# Lines of data
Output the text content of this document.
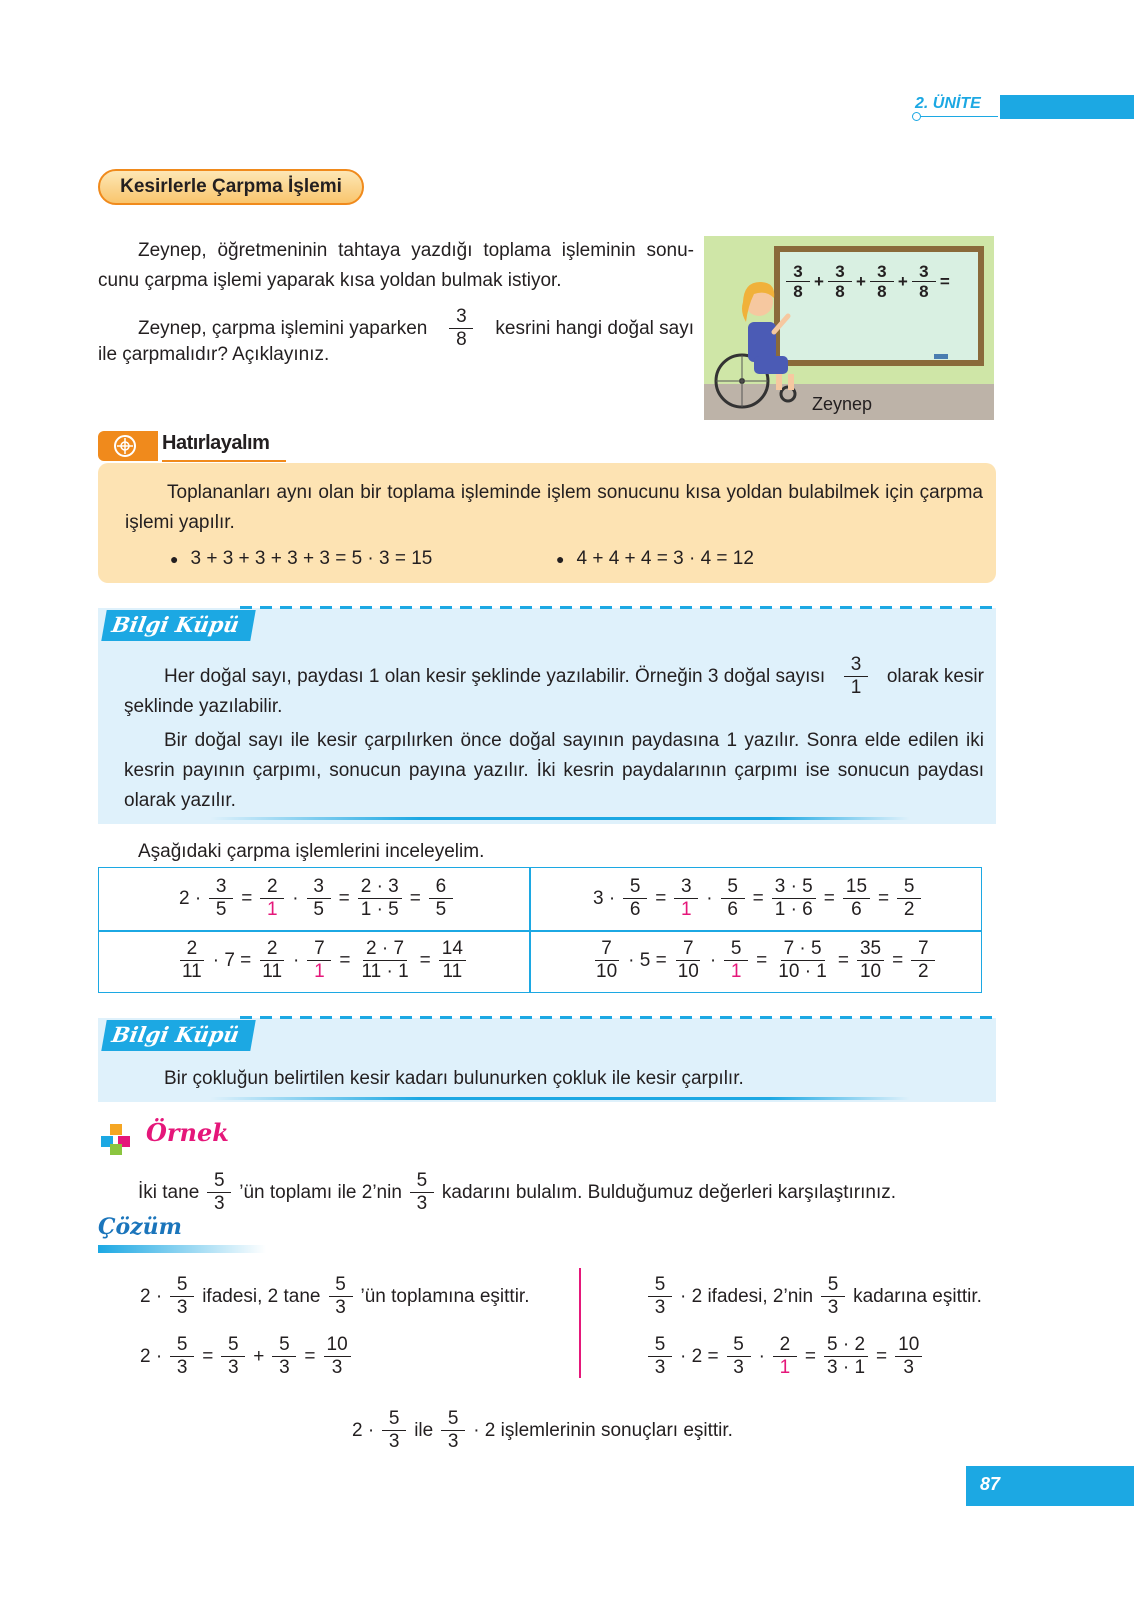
2. ÜNİTE
Kesirlerle Çarpma İşlemi
Zeynep, öğretmeninin tahtaya yazdığı toplama işleminin sonu-cunu çarpma işlemi yaparak kısa yoldan bulmak istiyor.
Zeynep, çarpma işlemini yaparken $\frac{3}{8}$ kesrini hangi doğal sayı
ile çarpmalıdır? Açıklayınız.
$\frac{3}{8} + \frac{3}{8} + \frac{3}{8} + \frac{3}{8}$ =
Zeynep
Hatırlayalım
Toplananları aynı olan bir toplama işleminde işlem sonucunu kısa yoldan bulabilmek için çarpma işlemi yapılır.
● 3 + 3 + 3 + 3 + 3 = 5 · 3 = 15	● 4 + 4 + 4 = 3 · 4 = 12
Bilgi Küpü
Her doğal sayı, paydası 1 olan kesir şeklinde yazılabilir. Örneğin 3 doğal sayısı $\frac{3}{1}$ olarak kesir
şeklinde yazılabilir.
Bir doğal sayı ile kesir çarpılırken önce doğal sayının paydasına 1 yazılır. Sonra elde edilen iki kesrin payının çarpımı, sonucun payına yazılır. İki kesrin paydalarının çarpımı ise sonucun paydası olarak yazılır.
Aşağıdaki çarpma işlemlerini inceleyelim.
$2 \cdot \frac{3}{5} = \frac{2}{1} \cdot \frac{3}{5} = \frac{2 \cdot 3}{1 \cdot 5} = \frac{6}{5}$	$3 \cdot \frac{5}{6} = \frac{3}{1} \cdot \frac{5}{6} = \frac{3 \cdot 5}{1 \cdot 6} = \frac{15}{6} = \frac{5}{2}$
$\frac{2}{11} \cdot 7 = \frac{2}{11} \cdot \frac{7}{1} = \frac{2 \cdot 7}{11 \cdot 1} = \frac{14}{11}$	$\frac{7}{10} \cdot 5 = \frac{7}{10} \cdot \frac{5}{1} = \frac{7 \cdot 5}{10 \cdot 1} = \frac{35}{10} = \frac{7}{2}$
Bilgi Küpü
Bir çokluğun belirtilen kesir kadarı bulunurken çokluk ile kesir çarpılır.
Örnek
İki tane $\frac{5}{3}$ ’ün toplamı ile 2’nin $\frac{5}{3}$ kadarını bulalım. Bulduğumuz değerleri karşılaştırınız.
Çözüm
$2 \cdot \frac{5}{3}$ ifadesi, 2 tane $\frac{5}{3}$ ’ün toplamına eşittir.
$2 \cdot \frac{5}{3} = \frac{5}{3} + \frac{5}{3} = \frac{10}{3}$
$\frac{5}{3} \cdot 2$ ifadesi, 2’nin $\frac{5}{3}$ kadarına eşittir.
$\frac{5}{3} \cdot 2 = \frac{5}{3} \cdot \frac{2}{1} = \frac{5 \cdot 2}{3 \cdot 1} = \frac{10}{3}$
$2 \cdot \frac{5}{3}$ ile $\frac{5}{3} \cdot 2$ işlemlerinin sonuçları eşittir.
87
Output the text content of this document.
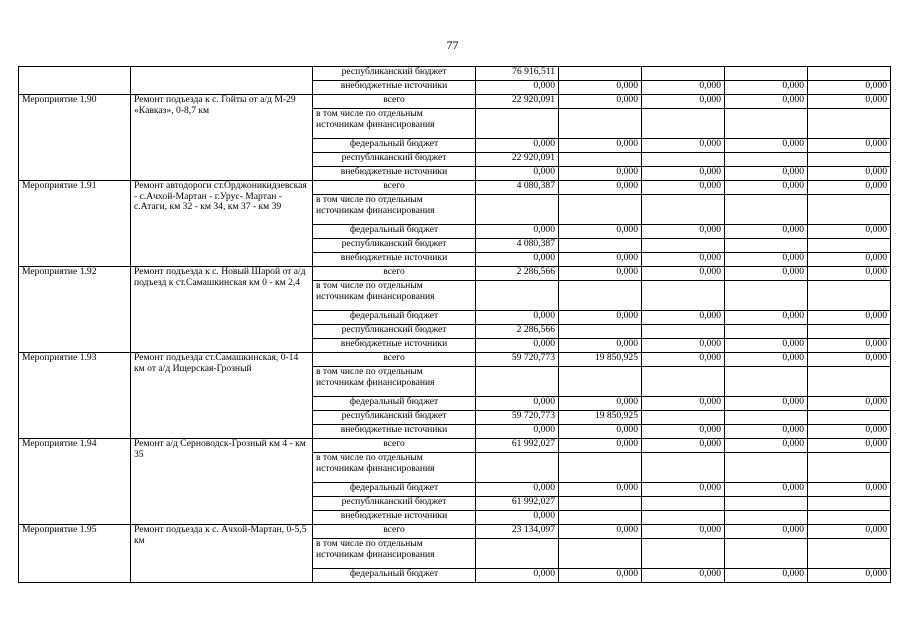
77
		республиканский бюджет	76 916,511				
		внебюджетные источники	0,000	0,000	0,000	0,000	0,000
Мероприятие 1.90	Ремонт подъезда к с. Гойты от а/д М-29 «Кавказ», 0-8,7 км	всего	22 920,091	0,000	0,000	0,000	0,000
		в том числе по отдельным источникам финансирования					
		федеральный бюджет	0,000	0,000	0,000	0,000	0,000
		республиканский бюджет	22 920,091				
		внебюджетные источники	0,000	0,000	0,000	0,000	0,000
Мероприятие 1.91	Ремонт автодороги ст.Орджоникидзевская - с.Ачхой-Мартан - г.Урус- Мартан - с.Атаги, км 32 - км 34, км 37 - км 39	всего	4 080,387	0,000	0,000	0,000	0,000
		в том числе по отдельным источникам финансирования					
		федеральный бюджет	0,000	0,000	0,000	0,000	0,000
		республиканский бюджет	4 080,387				
		внебюджетные источники	0,000	0,000	0,000	0,000	0,000
Мероприятие 1.92	Ремонт подъезда к с. Новый Шарой от а/д подъезд к ст.Самашкинская км 0 - км 2,4	всего	2 286,566	0,000	0,000	0,000	0,000
		в том числе по отдельным источникам финансирования					
		федеральный бюджет	0,000	0,000	0,000	0,000	0,000
		республиканский бюджет	2 286,566				
		внебюджетные источники	0,000	0,000	0,000	0,000	0,000
Мероприятие 1.93	Ремонт подъезда ст.Самашкинская, 0-14 км от а/д Ищерская-Грозный	всего	59 720,773	19 850,925	0,000	0,000	0,000
		в том числе по отдельным источникам финансирования					
		федеральный бюджет	0,000	0,000	0,000	0,000	0,000
		республиканский бюджет	59 720,773	19 850,925			
		внебюджетные источники	0,000	0,000	0,000	0,000	0,000
Мероприятие 1.94	Ремонт а/д Серноводск-Грозный км 4 - км 35	всего	61 992,027	0,000	0,000	0,000	0,000
		в том числе по отдельным источникам финансирования					
		федеральный бюджет	0,000	0,000	0,000	0,000	0,000
		республиканский бюджет	61 992,027				
		внебюджетные источники	0,000				
Мероприятие 1.95	Ремонт подъезда к с. Ачхой-Мартан, 0-5,5 км	всего	23 134,097	0,000	0,000	0,000	0,000
		в том числе по отдельным источникам финансирования					
		федеральный бюджет	0,000	0,000	0,000	0,000	0,000
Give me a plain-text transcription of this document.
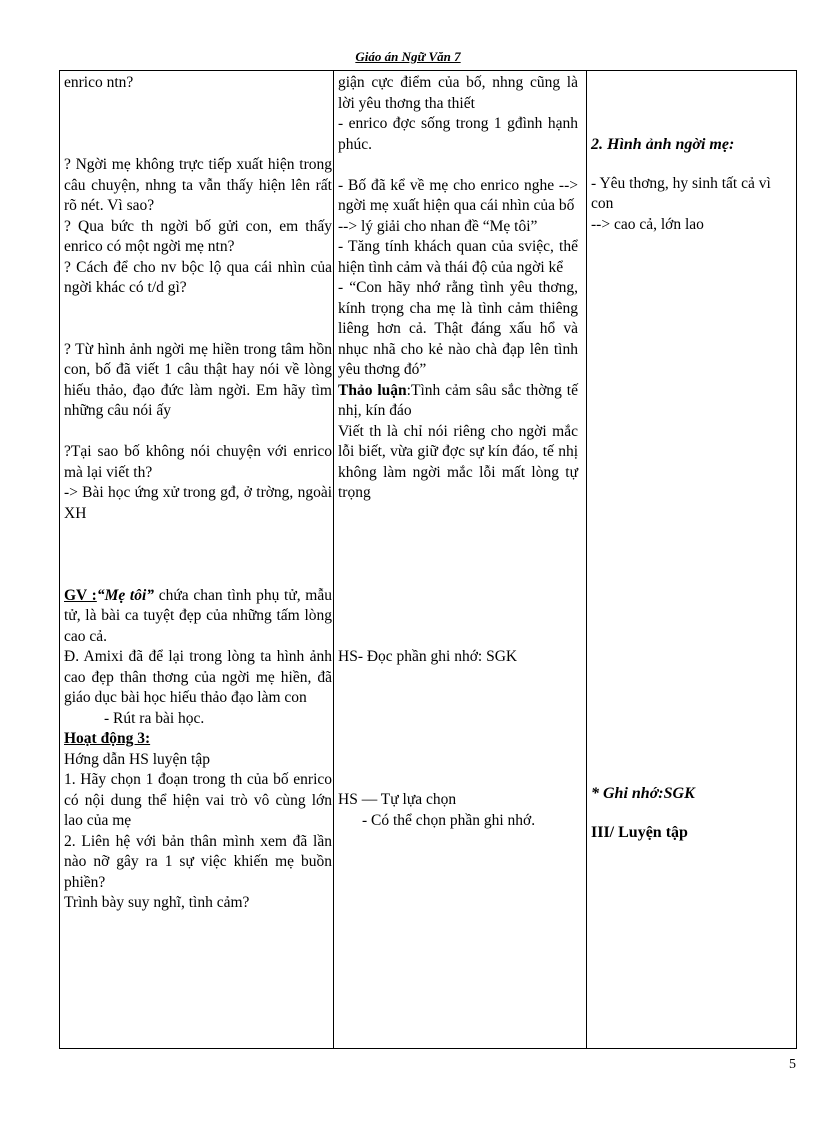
Giáo án Ngữ Văn 7

enrico ntn?

? Ngời mẹ không trực tiếp xuất hiện trong câu chuyện, nhng ta vẫn thấy hiện lên rất rõ nét. Vì sao?

? Qua bức th ngời bố gửi con, em thấy enrico có một ngời mẹ ntn?

? Cách để cho nv bộc lộ qua cái nhìn của ngời khác có t/d gì?

? Từ hình ảnh ngời mẹ hiền trong tâm hồn con, bố đã viết 1 câu thật hay nói về lòng hiếu thảo, đạo đức làm ngời. Em hãy tìm những câu nói ấy

?Tại sao bố không nói chuyện với enrico mà lại viết th?

-> Bài học ứng xử trong gđ, ở trờng, ngoài XH

GV :“Mẹ tôi” chứa chan tình phụ tử, mẫu tử, là bài ca tuyệt đẹp của những tấm lòng cao cả.

Đ. Amixi đã để lại trong lòng ta hình ảnh cao đẹp thân thơng của ngời mẹ hiền, đã giáo dục bài học hiếu thảo đạo làm con

- Rút ra bài học.

Hoạt động 3:

Hớng dẫn HS luyện tập

1. Hãy chọn 1 đoạn trong th của bố enrico có nội dung thể hiện vai trò vô cùng lớn lao của mẹ

2. Liên hệ với bản thân mình xem đã lần nào nỡ gây ra 1 sự việc khiến mẹ buồn phiền?

Trình bày suy nghĩ, tình cảm?

giận cực điểm của bố, nhng cũng là lời yêu thơng tha thiết

- enrico đợc sống trong 1 gđình hạnh phúc.

- Bố đã kể về mẹ cho enrico nghe --> ngời mẹ xuất hiện qua cái nhìn của bố

--> lý giải cho nhan đề “Mẹ tôi”

- Tăng tính khách quan của sviệc, thể hiện tình cảm và thái độ của ngời kể

- “Con hãy nhớ rằng tình yêu thơng, kính trọng cha mẹ là tình cảm thiêng liêng hơn cả. Thật đáng xấu hổ và nhục nhã cho kẻ nào chà đạp lên tình yêu thơng đó”

Thảo luận:Tình cảm sâu sắc thờng tế nhị, kín đáo

Viết th là chỉ nói riêng cho ngời mắc lỗi biết, vừa giữ đợc sự kín đáo, tế nhị không làm ngời mắc lỗi mất lòng tự trọng

HS- Đọc phần ghi nhớ: SGK

HS — Tự lựa chọn

- Có thể chọn phần ghi nhớ.

2. Hình ảnh ngời mẹ:

- Yêu thơng, hy sinh tất cả vì con

--> cao cả, lớn lao

* Ghi nhớ:SGK

III/ Luyện tập

5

# GOAL
Each record above should come back exactly the same, only without its pictures.

# ANSWER TO THE PROBLEM
Output the text content of this document.
2. ÜNİTE
Kesirlerle Çarpma İşlemi
Zeynep, öğretmeninin tahtaya yazdığı toplama işleminin sonu-cunu çarpma işlemi yaparak kısa yoldan bulmak istiyor.
Zeynep, çarpma işlemini yaparken $\frac{3}{8}$ kesrini hangi doğal sayı
ile çarpmalıdır? Açıklayınız.
$\frac{3}{8} + \frac{3}{8} + \frac{3}{8} + \frac{3}{8}$ =
Zeynep
Hatırlayalım
Toplananları aynı olan bir toplama işleminde işlem sonucunu kısa yoldan bulabilmek için çarpma işlemi yapılır.
● 3 + 3 + 3 + 3 + 3 = 5 · 3 = 15	● 4 + 4 + 4 = 3 · 4 = 12
Bilgi Küpü
Her doğal sayı, paydası 1 olan kesir şeklinde yazılabilir. Örneğin 3 doğal sayısı $\frac{3}{1}$ olarak kesir
şeklinde yazılabilir.
Bir doğal sayı ile kesir çarpılırken önce doğal sayının paydasına 1 yazılır. Sonra elde edilen iki kesrin payının çarpımı, sonucun payına yazılır. İki kesrin paydalarının çarpımı ise sonucun paydası olarak yazılır.
Aşağıdaki çarpma işlemlerini inceleyelim.
$2 \cdot \frac{3}{5} = \frac{2}{1} \cdot \frac{3}{5} = \frac{2 \cdot 3}{1 \cdot 5} = \frac{6}{5}$	$3 \cdot \frac{5}{6} = \frac{3}{1} \cdot \frac{5}{6} = \frac{3 \cdot 5}{1 \cdot 6} = \frac{15}{6} = \frac{5}{2}$
$\frac{2}{11} \cdot 7 = \frac{2}{11} \cdot \frac{7}{1} = \frac{2 \cdot 7}{11 \cdot 1} = \frac{14}{11}$	$\frac{7}{10} \cdot 5 = \frac{7}{10} \cdot \frac{5}{1} = \frac{7 \cdot 5}{10 \cdot 1} = \frac{35}{10} = \frac{7}{2}$
Bilgi Küpü
Bir çokluğun belirtilen kesir kadarı bulunurken çokluk ile kesir çarpılır.
Örnek
İki tane $\frac{5}{3}$ ’ün toplamı ile 2’nin $\frac{5}{3}$ kadarını bulalım. Bulduğumuz değerleri karşılaştırınız.
Çözüm
$2 \cdot \frac{5}{3}$ ifadesi, 2 tane $\frac{5}{3}$ ’ün toplamına eşittir.
$2 \cdot \frac{5}{3} = \frac{5}{3} + \frac{5}{3} = \frac{10}{3}$
$\frac{5}{3} \cdot 2$ ifadesi, 2’nin $\frac{5}{3}$ kadarına eşittir.
$\frac{5}{3} \cdot 2 = \frac{5}{3} \cdot \frac{2}{1} = \frac{5 \cdot 2}{3 \cdot 1} = \frac{10}{3}$
$2 \cdot \frac{5}{3}$ ile $\frac{5}{3} \cdot 2$ işlemlerinin sonuçları eşittir.
87
Output the text content of this document.
77
		республиканский бюджет	76 916,511				
		внебюджетные источники	0,000	0,000	0,000	0,000	0,000
Мероприятие 1.90	Ремонт подъезда к с. Гойты от а/д М-29 «Кавказ», 0-8,7 км	всего	22 920,091	0,000	0,000	0,000	0,000
		в том числе по отдельным источникам финансирования					
		федеральный бюджет	0,000	0,000	0,000	0,000	0,000
		республиканский бюджет	22 920,091				
		внебюджетные источники	0,000	0,000	0,000	0,000	0,000
Мероприятие 1.91	Ремонт автодороги ст.Орджоникидзевская - с.Ачхой-Мартан - г.Урус- Мартан - с.Атаги, км 32 - км 34, км 37 - км 39	всего	4 080,387	0,000	0,000	0,000	0,000
		в том числе по отдельным источникам финансирования					
		федеральный бюджет	0,000	0,000	0,000	0,000	0,000
		республиканский бюджет	4 080,387				
		внебюджетные источники	0,000	0,000	0,000	0,000	0,000
Мероприятие 1.92	Ремонт подъезда к с. Новый Шарой от а/д подъезд к ст.Самашкинская км 0 - км 2,4	всего	2 286,566	0,000	0,000	0,000	0,000
		в том числе по отдельным источникам финансирования					
		федеральный бюджет	0,000	0,000	0,000	0,000	0,000
		республиканский бюджет	2 286,566				
		внебюджетные источники	0,000	0,000	0,000	0,000	0,000
Мероприятие 1.93	Ремонт подъезда ст.Самашкинская, 0-14 км от а/д Ищерская-Грозный	всего	59 720,773	19 850,925	0,000	0,000	0,000
		в том числе по отдельным источникам финансирования					
		федеральный бюджет	0,000	0,000	0,000	0,000	0,000
		республиканский бюджет	59 720,773	19 850,925			
		внебюджетные источники	0,000	0,000	0,000	0,000	0,000
Мероприятие 1.94	Ремонт а/д Серноводск-Грозный км 4 - км 35	всего	61 992,027	0,000	0,000	0,000	0,000
		в том числе по отдельным источникам финансирования					
		федеральный бюджет	0,000	0,000	0,000	0,000	0,000
		республиканский бюджет	61 992,027				
		внебюджетные источники	0,000				
Мероприятие 1.95	Ремонт подъезда к с. Ачхой-Мартан, 0-5,5 км	всего	23 134,097	0,000	0,000	0,000	0,000
		в том числе по отдельным источникам финансирования					
		федеральный бюджет	0,000	0,000	0,000	0,000	0,000
Give me a plain-text transcription of this document.
Giáo án Ngữ Văn 7

enrico ntn?

? Ngời mẹ không trực tiếp xuất hiện trong câu chuyện, nhng ta vẫn thấy hiện lên rất rõ nét. Vì sao?

? Qua bức th ngời bố gửi con, em thấy enrico có một ngời mẹ ntn?

? Cách để cho nv bộc lộ qua cái nhìn của ngời khác có t/d gì?

? Từ hình ảnh ngời mẹ hiền trong tâm hồn con, bố đã viết 1 câu thật hay nói về lòng hiếu thảo, đạo đức làm ngời. Em hãy tìm những câu nói ấy

?Tại sao bố không nói chuyện với enrico mà lại viết th?

-> Bài học ứng xử trong gđ, ở trờng, ngoài XH

GV :“Mẹ tôi” chứa chan tình phụ tử, mẫu tử, là bài ca tuyệt đẹp của những tấm lòng cao cả.

Đ. Amixi đã để lại trong lòng ta hình ảnh cao đẹp thân thơng của ngời mẹ hiền, đã giáo dục bài học hiếu thảo đạo làm con

- Rút ra bài học.

Hoạt động 3:

Hớng dẫn HS luyện tập

1. Hãy chọn 1 đoạn trong th của bố enrico có nội dung thể hiện vai trò vô cùng lớn lao của mẹ

2. Liên hệ với bản thân mình xem đã lần nào nỡ gây ra 1 sự việc khiến mẹ buồn phiền?

Trình bày suy nghĩ, tình cảm?

giận cực điểm của bố, nhng cũng là lời yêu thơng tha thiết

- enrico đợc sống trong 1 gđình hạnh phúc.

- Bố đã kể về mẹ cho enrico nghe --> ngời mẹ xuất hiện qua cái nhìn của bố

--> lý giải cho nhan đề “Mẹ tôi”

- Tăng tính khách quan của sviệc, thể hiện tình cảm và thái độ của ngời kể

- “Con hãy nhớ rằng tình yêu thơng, kính trọng cha mẹ là tình cảm thiêng liêng hơn cả. Thật đáng xấu hổ và nhục nhã cho kẻ nào chà đạp lên tình yêu thơng đó”

Thảo luận:Tình cảm sâu sắc thờng tế nhị, kín đáo

Viết th là chỉ nói riêng cho ngời mắc lỗi biết, vừa giữ đợc sự kín đáo, tế nhị không làm ngời mắc lỗi mất lòng tự trọng

HS- Đọc phần ghi nhớ: SGK

HS — Tự lựa chọn

- Có thể chọn phần ghi nhớ.

2. Hình ảnh ngời mẹ:

- Yêu thơng, hy sinh tất cả vì con

--> cao cả, lớn lao

* Ghi nhớ:SGK

III/ Luyện tập

5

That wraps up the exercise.